● Fragmento para leer
* * * * * * * * *
Muchos,
tal vez la mayoría de los estudiantes de la enseñanza media, no
aman la educación que reciben en sus colegios. Sienten que no les
sirve. Que tantas horas del día durante tantos años sentados
escuchando asignaturas que les proporcionan conocimientos
fragmentarios cuya utilidad desconocen, enseñados por profesores
desganados que muestran saber poco de aquello mismo que enseñan, lo
sienten como un desperdicio de tiempos que podrían ocupar mejor en
otras actividades: lúdicas, deportivas, vivenciales, conviviales,
laborales, musicales, culturales, que les serían más placenteras y
más libres, y quizá también más provechosas para su desarrollo
personal.
No
les faltan motivos ni razones para sentir y pensar así. El propio
sistema escolar está centrado en la obtención de notas y puntajes,
y no en el aprendizaje de los conocimientos y saberes buscados porque
tengan algún valor intrínseco o alguna utilidad práctica. Tampoco
se orienta a la formación de actitudes y cualidades personales y
sociales que les provean capacidades y competencias para vivir mejor,
ni menos aún que les favorezcan el despliegue progresivo de su
creatividad, autonomía y sociabilidad. La escuela los quiere pasivos
y obedientes, o tal vez, más simplemente, se conforma con que no
molesten demasiado.
¿Qué
podemos pensar de una educación en que después de 12 años de
enseñanza un gran porcentaje de los graduados apenas entiende lo que
lee? Es evidente que los estudiantes – en su gran mayoría – no
reciben buena educación en la escuela, y tampoco la obtienen de sus
padres, que parecen haber desertado de sus funciones formativas
tradicionales. Agobiados por sus propios problemas emocionales,
laborales y económicos, y culturalmente desorientados en un mundo
que cambia aceleradamente y cuyas novedades cotidianas son mejor
asimiladas por sus hijos, muchísimos son los padres que han perdido
la capacidad de hablarles, de enseñarles e incluso de ser escuchados
por ellos. Muchísimos padres se limitan a darles en el gusto en sus
caprichos, en sus demandas y en sus exigencias.
* * * * * * * * *
● Qué hacer
1. Por favor, enumera los tipos de actividades que, según el fragmento sobre la enseñanza media, los estudiantes podrían realizar en lugar de pasar horas sentados en clase.
2. Prosigue el fragmento sobre la enseñanza media a partir de su última oración.

Listados de coordenadas de recuadros
* * * * * * * * *
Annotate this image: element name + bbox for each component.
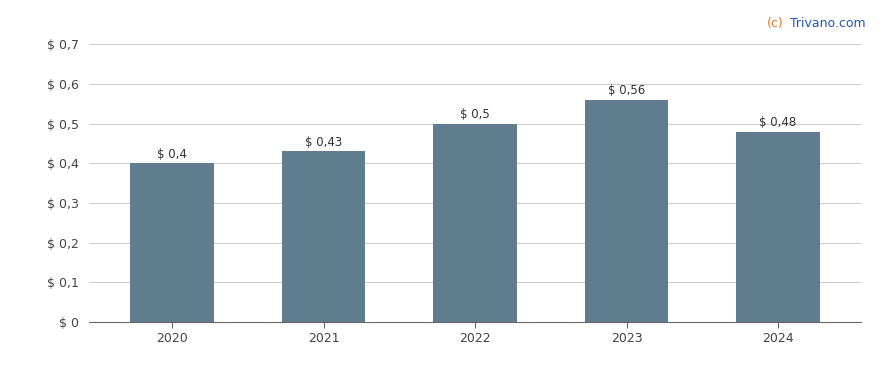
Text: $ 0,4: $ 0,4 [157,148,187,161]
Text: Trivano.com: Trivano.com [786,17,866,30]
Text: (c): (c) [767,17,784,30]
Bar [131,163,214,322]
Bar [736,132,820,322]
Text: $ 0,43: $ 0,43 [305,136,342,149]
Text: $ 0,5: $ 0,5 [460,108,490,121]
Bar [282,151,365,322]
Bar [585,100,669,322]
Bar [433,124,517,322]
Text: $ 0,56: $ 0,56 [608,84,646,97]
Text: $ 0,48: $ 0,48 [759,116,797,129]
* * * * * * * * *
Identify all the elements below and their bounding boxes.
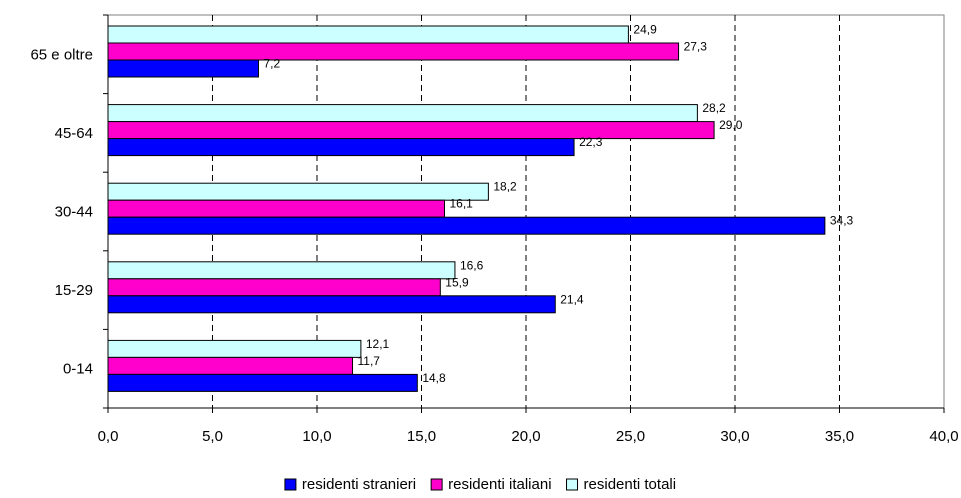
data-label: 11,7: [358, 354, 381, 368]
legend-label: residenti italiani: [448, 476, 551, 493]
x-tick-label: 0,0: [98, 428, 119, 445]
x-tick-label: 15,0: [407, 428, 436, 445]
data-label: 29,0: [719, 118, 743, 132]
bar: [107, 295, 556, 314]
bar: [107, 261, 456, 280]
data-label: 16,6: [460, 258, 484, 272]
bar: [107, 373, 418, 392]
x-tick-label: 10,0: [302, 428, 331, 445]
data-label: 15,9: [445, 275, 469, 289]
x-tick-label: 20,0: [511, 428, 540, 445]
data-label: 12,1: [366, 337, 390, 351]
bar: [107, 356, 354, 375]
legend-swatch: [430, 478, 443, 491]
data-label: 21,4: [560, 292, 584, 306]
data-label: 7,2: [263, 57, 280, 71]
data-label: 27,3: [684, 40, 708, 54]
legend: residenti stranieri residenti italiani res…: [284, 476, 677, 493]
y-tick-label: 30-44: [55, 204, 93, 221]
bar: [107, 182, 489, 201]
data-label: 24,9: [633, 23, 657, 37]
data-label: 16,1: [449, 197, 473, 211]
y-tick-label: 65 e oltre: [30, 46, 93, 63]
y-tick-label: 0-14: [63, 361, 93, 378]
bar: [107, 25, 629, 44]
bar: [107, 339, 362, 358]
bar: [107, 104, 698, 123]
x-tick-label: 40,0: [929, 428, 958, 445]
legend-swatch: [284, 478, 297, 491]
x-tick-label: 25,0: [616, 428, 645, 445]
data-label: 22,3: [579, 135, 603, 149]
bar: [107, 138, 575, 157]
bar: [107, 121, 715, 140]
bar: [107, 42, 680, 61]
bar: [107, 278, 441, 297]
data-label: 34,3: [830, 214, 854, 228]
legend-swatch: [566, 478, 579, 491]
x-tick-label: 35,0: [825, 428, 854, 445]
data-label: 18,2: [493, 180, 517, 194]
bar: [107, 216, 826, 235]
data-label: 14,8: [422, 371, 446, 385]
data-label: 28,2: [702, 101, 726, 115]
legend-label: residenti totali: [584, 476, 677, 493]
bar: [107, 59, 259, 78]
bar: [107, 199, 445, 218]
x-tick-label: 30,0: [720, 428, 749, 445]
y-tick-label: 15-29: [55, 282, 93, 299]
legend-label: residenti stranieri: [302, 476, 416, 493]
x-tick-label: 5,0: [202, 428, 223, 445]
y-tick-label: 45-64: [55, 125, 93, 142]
* * * * * * * * *
● Resultados del ejercicio
1. Lúdicas, deportivas, vivenciales, conviviales, laborales, musicales y culturales.

2.
En
estos contextos escolares y familiares, los niños, adolescentes y
jóvenes tienen otras dos importantes fuentes de aprendizaje respecto
a cómo pensar, sentir, comportarse, relacionarse y actuar; pero
ambas están orientadas en el sentido de la adaptación pasiva
respecto del ambiente y el contexto social existente. Por un lado,
los instruye y los adapta la televisión, los juegos de aplicación,
la publicidad y el mercado, que los incitan al consumismo y los
mantienen en la pasividad cultural. Por otro lado, aprenden unos de
otros en sus grupos de edad, donde lo más habitual es que se generen
comportamientos imitativos y tendencias gregarias y de adaptación,
debido a la natural necesidad que experimenta cada uno de pertenecer
al grupo y de ser aceptado por los iguales, con la consiguiente
inhibición de las dinámicas de personalización y diferenciación.
Es
así que por las influencias convergentes de la escuela, de los
padres, de la TV, la publicidad y el mercado, y de los propios grupos
de edad y pertenencia, se inhibe en los muchachos la maduración y el
crecimiento personal, y mientras crecen fisicamente a menudo
permanecen mental, emocional e intelectualmente en un estado de
infantilismo.
No
todos, por supuesto. Se ‘salvan’ los que encuentran en el colegio
un profesor o una profesora realmente motivado y dedicado a la
enseñanza y la formación de sus alumnos; y los que tienen un padre
o una madre que les trasmiten convicciones y valores sólidos; y los
que se sustraen del consumismo y la banalidad de la televisión
porque han desarrollado un espíritu crítico y un amor al saber y/o
al arte; y los que forman parte de grupos de edad que por variadas
circunstancias han llegado a participar en causas sociales,
ambientales o políticas. Pero son los menos. La mayoría permanece
en la pasividad, en la dependencia y en el infantilismo, que
parecieran ser lo que requiere ‘el sistema’ económico y político
capitalista y estatista. La mayoría no recibe una verdadera
educación.
Pero
en esos muchachos así conformados por el ‘sistema’ permanece
viva la chispa de rebeldía que nadie puede extinguir, porque es
propia de la naturaleza espiritual del ser humano. Y ello hace pensar
que es posible una salida. En efecto, los niños y los jóvenes,
todos necesitan educación y aspiran a tenerla. Lo vienen
manifestando desde hace años a través de movimientos estudiantiles
que claman por una educación de calidad.
Es
en este contexto que se hace necesario plantearse la pregunta de si
pueden los estudiantes ser los protagonistas de su propia educación.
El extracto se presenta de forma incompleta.